+++ Stored records
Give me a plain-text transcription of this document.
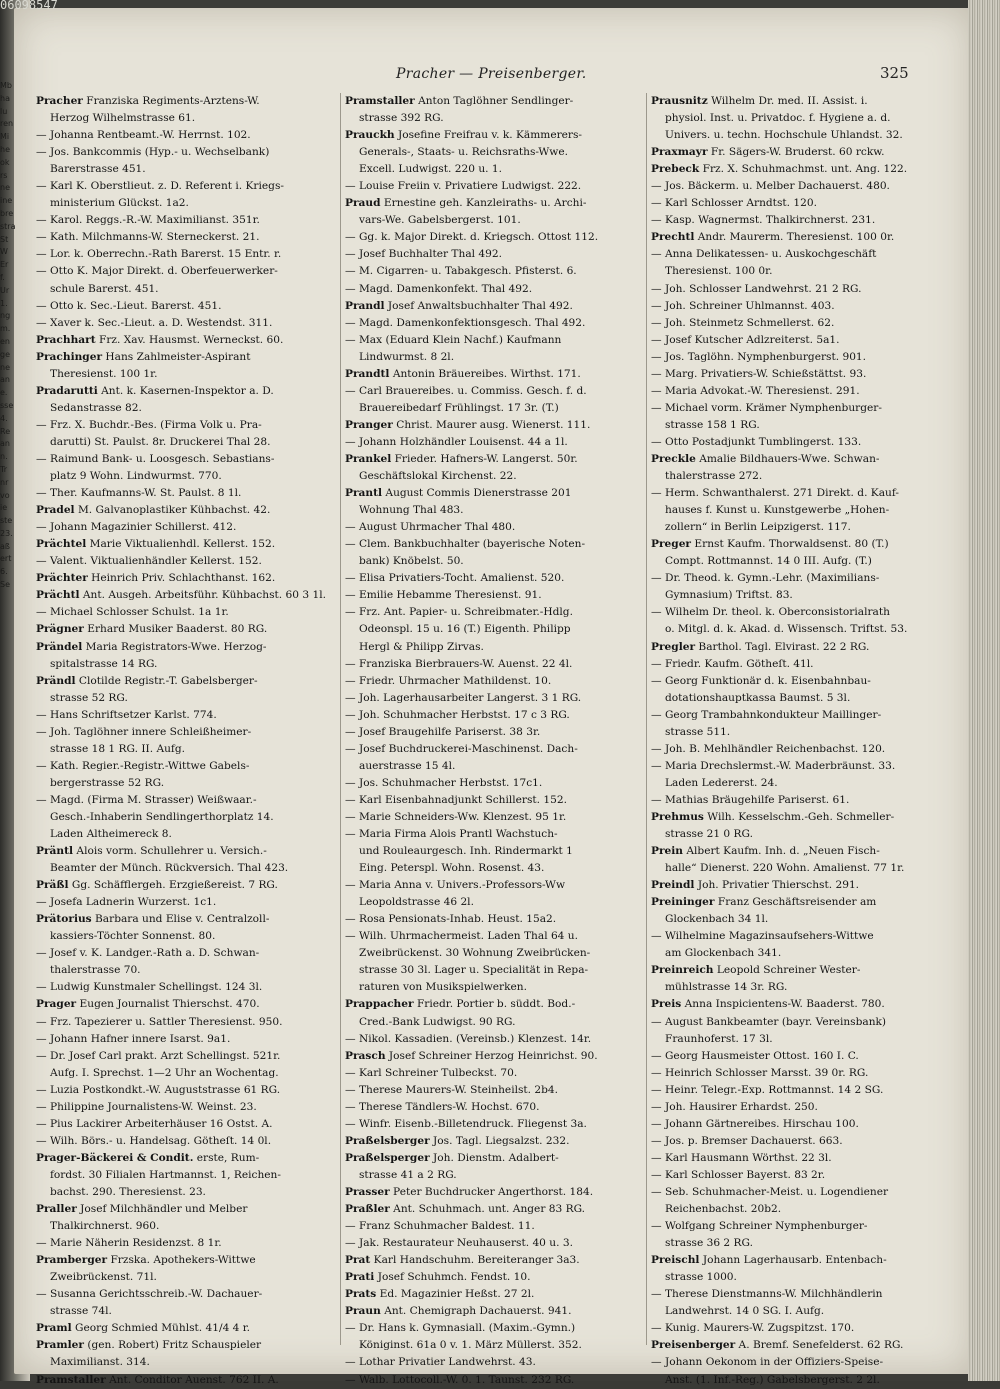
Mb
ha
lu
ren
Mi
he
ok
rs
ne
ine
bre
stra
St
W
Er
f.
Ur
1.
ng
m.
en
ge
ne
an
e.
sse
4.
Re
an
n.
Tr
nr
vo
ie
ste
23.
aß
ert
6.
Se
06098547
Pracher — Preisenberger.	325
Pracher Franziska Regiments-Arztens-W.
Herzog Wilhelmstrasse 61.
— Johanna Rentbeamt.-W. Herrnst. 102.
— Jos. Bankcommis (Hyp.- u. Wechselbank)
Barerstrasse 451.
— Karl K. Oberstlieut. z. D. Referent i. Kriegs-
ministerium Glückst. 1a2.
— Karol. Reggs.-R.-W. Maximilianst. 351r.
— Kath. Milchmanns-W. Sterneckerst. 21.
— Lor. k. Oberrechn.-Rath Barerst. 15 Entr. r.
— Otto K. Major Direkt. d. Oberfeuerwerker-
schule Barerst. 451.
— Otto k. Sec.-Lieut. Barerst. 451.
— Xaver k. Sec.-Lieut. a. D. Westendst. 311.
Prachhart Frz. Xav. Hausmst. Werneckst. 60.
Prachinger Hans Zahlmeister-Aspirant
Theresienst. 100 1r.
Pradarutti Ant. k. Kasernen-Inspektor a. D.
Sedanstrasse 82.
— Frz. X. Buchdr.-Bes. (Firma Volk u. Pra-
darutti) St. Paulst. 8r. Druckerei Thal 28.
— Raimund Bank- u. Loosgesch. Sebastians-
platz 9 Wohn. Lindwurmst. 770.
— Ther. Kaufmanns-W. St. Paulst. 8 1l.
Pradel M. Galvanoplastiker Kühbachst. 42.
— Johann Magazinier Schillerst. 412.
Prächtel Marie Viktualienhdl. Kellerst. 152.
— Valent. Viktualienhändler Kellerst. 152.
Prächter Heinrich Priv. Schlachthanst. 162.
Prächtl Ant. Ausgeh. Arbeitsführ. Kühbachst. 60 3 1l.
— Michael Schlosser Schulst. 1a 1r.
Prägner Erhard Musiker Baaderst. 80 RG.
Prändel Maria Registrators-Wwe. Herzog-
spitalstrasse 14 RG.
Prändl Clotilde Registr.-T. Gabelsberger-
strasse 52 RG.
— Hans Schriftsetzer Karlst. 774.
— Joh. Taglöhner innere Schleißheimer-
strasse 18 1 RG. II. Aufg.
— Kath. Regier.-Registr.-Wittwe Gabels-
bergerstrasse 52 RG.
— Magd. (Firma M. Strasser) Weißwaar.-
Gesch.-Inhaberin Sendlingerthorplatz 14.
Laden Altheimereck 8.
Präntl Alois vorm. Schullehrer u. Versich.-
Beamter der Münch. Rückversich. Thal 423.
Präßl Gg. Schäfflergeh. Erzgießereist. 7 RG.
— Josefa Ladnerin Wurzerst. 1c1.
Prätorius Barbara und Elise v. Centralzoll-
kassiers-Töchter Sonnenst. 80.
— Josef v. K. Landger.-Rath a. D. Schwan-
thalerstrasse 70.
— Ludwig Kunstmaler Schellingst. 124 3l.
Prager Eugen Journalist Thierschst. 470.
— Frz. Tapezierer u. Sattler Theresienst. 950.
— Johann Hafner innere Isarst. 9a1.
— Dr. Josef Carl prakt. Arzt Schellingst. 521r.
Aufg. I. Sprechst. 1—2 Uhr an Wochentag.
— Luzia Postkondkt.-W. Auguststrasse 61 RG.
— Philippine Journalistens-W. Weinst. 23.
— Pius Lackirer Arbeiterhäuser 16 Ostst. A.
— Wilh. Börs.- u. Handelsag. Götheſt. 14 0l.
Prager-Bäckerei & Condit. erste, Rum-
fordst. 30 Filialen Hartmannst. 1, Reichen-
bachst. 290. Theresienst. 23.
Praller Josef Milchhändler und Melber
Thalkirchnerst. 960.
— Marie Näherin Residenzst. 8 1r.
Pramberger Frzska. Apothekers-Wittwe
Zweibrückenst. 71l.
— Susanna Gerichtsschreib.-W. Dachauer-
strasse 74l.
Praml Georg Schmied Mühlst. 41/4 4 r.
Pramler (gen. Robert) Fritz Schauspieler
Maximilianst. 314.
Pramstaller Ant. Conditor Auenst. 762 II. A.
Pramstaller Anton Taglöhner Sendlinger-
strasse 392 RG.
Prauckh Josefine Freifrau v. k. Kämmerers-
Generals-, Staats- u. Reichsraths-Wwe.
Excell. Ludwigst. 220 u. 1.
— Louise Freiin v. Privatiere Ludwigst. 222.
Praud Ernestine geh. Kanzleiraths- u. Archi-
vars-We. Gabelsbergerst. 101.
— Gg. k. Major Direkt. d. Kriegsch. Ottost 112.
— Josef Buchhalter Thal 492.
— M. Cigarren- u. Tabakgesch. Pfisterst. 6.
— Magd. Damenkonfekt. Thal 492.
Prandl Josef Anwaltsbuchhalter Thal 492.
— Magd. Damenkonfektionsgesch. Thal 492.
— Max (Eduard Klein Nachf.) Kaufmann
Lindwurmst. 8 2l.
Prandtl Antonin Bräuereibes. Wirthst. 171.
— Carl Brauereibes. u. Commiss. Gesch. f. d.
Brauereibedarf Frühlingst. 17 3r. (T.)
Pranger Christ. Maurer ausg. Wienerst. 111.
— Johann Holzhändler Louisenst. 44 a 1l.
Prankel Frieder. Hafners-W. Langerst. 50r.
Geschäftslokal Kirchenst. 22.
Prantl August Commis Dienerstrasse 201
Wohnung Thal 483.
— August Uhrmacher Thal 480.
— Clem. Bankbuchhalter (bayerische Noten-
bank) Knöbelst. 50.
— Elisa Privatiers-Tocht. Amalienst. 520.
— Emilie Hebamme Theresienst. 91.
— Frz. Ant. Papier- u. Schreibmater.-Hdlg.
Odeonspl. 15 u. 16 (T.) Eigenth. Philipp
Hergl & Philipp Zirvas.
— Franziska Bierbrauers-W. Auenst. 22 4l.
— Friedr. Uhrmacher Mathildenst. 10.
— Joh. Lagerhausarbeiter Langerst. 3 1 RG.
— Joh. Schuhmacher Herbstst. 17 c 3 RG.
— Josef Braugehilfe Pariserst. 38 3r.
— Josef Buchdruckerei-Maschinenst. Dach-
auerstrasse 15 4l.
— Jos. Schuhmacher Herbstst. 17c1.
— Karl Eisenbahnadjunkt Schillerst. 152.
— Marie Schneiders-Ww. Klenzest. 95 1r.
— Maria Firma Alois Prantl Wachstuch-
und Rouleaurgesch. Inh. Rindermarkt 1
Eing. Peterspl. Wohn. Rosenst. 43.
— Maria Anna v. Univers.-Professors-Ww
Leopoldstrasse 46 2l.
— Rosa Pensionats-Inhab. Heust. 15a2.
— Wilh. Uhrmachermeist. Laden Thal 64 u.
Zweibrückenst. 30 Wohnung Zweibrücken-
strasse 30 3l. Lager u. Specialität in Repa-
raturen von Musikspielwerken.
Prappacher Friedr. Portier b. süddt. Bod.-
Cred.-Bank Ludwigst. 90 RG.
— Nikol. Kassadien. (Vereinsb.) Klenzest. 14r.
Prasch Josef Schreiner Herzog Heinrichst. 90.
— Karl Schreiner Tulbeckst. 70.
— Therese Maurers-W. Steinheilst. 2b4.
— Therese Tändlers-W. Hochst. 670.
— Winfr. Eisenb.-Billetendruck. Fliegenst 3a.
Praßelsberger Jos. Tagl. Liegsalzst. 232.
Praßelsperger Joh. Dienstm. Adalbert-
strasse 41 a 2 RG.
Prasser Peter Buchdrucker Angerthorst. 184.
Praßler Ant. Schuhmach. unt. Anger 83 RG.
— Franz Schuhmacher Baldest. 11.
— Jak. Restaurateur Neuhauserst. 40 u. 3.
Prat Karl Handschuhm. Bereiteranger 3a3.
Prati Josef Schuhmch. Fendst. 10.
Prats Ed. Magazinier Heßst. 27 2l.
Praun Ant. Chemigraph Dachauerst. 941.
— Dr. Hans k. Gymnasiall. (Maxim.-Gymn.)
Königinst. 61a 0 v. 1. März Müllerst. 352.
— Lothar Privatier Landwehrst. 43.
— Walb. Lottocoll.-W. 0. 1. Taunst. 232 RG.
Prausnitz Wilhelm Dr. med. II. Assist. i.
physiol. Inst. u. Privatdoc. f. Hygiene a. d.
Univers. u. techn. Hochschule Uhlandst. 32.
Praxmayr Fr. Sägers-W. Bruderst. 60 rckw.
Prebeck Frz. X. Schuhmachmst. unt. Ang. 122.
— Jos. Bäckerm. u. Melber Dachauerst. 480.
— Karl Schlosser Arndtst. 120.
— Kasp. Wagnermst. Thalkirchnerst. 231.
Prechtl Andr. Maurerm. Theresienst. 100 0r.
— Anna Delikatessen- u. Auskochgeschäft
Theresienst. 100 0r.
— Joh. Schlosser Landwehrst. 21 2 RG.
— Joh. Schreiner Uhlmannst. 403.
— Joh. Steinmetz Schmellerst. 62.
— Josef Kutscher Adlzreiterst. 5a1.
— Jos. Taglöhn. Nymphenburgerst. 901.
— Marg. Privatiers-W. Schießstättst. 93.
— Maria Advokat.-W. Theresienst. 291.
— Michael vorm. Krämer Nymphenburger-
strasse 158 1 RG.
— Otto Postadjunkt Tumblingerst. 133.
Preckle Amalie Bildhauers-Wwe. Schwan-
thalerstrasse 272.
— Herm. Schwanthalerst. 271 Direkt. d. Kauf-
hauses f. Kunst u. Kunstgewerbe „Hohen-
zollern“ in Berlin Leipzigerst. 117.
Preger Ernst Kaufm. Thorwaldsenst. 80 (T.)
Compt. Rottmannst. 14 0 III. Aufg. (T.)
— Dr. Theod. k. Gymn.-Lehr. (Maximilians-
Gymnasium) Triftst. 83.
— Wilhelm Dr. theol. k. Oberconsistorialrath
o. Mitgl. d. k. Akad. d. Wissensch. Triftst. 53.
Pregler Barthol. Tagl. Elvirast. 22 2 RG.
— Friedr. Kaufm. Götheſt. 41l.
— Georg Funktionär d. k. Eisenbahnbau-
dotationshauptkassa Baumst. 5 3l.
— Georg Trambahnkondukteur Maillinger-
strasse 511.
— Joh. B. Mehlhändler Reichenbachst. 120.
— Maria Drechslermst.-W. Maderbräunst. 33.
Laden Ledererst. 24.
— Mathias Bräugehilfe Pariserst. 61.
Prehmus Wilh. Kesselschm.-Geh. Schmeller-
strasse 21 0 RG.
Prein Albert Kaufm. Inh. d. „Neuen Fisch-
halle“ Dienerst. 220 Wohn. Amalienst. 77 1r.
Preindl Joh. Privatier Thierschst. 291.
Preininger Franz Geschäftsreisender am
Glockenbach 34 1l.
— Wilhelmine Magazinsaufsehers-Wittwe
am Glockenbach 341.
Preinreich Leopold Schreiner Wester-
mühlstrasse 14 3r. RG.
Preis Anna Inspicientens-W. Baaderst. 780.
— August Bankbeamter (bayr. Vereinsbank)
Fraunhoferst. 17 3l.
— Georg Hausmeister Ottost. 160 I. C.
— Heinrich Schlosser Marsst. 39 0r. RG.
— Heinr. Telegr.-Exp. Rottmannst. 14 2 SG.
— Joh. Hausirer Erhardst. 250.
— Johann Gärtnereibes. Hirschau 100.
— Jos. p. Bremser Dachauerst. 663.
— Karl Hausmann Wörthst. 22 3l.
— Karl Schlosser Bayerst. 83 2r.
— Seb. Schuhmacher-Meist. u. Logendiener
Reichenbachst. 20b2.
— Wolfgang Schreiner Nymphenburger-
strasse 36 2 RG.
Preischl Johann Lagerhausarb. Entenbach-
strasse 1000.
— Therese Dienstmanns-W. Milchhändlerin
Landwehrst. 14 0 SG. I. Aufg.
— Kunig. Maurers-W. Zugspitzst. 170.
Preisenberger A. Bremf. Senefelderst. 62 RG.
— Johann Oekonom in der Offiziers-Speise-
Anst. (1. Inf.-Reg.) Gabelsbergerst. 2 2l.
++++++
+++ Stored records
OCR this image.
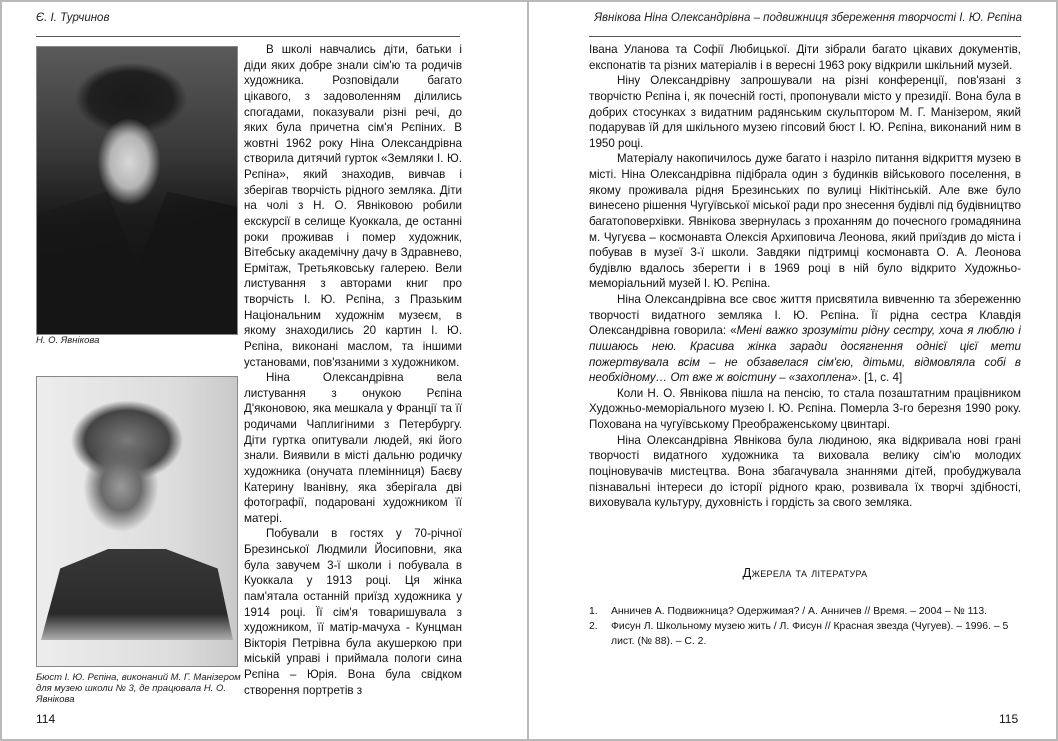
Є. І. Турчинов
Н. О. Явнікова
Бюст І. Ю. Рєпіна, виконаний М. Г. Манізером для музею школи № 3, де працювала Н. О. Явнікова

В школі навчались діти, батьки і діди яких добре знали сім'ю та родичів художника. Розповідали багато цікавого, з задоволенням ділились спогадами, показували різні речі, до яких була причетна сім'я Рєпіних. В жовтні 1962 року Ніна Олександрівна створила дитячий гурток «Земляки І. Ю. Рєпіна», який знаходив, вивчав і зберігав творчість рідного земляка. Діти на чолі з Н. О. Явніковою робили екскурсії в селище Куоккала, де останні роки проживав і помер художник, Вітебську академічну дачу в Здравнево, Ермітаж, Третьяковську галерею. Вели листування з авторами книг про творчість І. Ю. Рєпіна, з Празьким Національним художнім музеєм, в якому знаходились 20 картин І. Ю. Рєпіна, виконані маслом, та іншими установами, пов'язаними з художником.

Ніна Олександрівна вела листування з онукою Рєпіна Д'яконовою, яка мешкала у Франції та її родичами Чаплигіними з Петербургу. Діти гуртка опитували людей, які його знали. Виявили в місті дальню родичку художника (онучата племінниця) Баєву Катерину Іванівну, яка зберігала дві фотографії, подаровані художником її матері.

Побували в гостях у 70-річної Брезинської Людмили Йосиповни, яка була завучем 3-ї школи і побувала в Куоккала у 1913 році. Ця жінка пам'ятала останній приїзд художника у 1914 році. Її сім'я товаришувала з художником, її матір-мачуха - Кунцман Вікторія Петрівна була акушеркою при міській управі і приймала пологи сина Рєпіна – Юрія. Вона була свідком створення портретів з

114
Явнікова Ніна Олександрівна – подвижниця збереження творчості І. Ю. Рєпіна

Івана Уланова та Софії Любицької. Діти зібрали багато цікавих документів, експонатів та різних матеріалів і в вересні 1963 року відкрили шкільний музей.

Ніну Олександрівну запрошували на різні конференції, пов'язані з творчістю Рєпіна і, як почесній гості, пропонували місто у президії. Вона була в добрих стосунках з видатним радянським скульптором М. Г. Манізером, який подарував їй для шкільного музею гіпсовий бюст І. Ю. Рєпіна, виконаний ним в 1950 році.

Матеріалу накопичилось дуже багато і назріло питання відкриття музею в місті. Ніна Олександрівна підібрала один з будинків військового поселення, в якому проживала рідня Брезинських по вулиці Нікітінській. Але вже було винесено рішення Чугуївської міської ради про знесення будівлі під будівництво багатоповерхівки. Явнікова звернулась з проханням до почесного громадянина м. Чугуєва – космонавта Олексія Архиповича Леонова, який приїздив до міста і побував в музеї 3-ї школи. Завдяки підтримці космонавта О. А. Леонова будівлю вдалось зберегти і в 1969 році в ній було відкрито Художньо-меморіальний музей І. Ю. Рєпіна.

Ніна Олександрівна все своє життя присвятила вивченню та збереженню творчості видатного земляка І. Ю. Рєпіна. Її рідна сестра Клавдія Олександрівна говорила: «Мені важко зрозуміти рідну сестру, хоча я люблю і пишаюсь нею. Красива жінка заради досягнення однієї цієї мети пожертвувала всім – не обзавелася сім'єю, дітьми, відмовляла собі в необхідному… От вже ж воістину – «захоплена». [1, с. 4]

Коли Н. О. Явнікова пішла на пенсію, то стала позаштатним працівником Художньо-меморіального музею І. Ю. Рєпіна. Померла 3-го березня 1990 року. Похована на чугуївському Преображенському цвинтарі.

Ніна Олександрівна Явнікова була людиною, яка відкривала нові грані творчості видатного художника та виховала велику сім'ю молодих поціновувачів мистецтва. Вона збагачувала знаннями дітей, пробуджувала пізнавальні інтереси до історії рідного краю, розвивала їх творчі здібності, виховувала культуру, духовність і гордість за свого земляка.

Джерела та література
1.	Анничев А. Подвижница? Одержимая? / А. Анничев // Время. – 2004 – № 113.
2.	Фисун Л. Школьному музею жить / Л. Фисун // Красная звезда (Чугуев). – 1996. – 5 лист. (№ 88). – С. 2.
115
++++++
+++ Stored records
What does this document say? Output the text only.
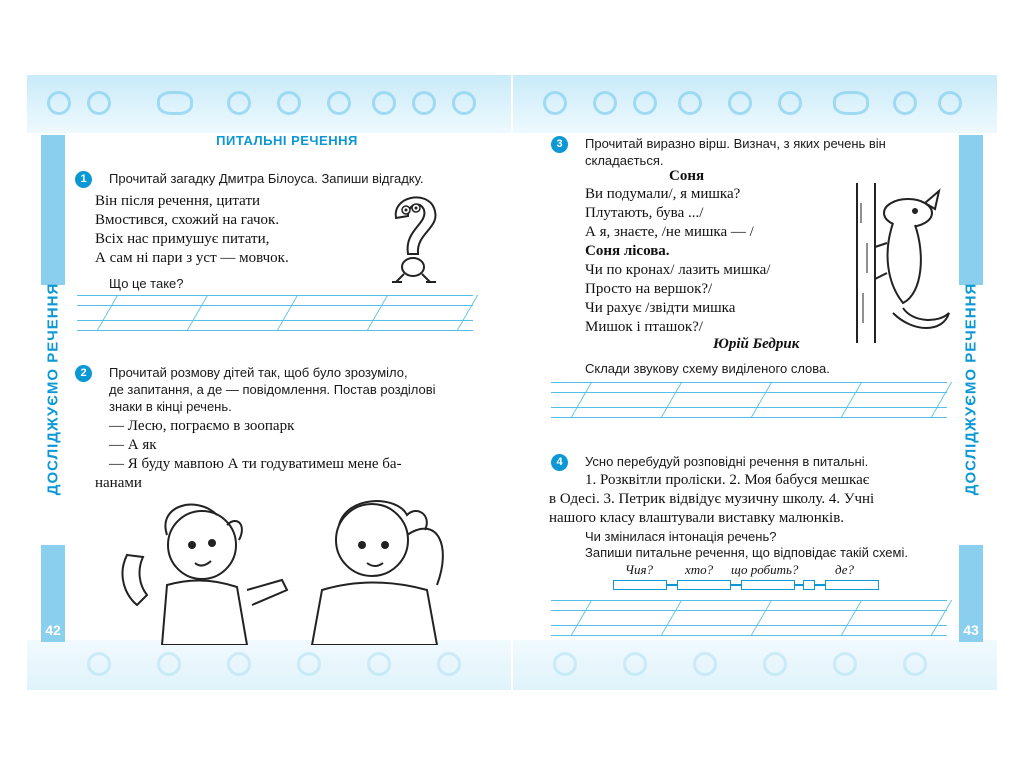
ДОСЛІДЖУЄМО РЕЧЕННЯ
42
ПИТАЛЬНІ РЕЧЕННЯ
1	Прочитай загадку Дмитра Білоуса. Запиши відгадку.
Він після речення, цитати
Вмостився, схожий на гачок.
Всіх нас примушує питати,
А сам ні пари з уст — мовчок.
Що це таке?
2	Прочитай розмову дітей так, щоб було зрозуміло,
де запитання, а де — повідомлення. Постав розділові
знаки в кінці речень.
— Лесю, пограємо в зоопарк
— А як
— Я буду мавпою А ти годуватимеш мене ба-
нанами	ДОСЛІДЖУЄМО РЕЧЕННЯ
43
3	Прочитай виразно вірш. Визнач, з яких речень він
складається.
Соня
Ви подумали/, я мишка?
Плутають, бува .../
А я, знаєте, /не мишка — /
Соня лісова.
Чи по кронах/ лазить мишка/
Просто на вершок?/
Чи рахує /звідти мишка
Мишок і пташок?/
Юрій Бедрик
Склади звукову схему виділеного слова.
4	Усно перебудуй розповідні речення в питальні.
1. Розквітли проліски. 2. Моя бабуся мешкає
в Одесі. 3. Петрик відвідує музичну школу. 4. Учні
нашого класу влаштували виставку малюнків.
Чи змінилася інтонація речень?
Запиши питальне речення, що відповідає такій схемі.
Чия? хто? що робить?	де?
++++++
→ What is needed: Report how many lines of the data contain the word "Magd", using the number alone.

→ The completed task: 3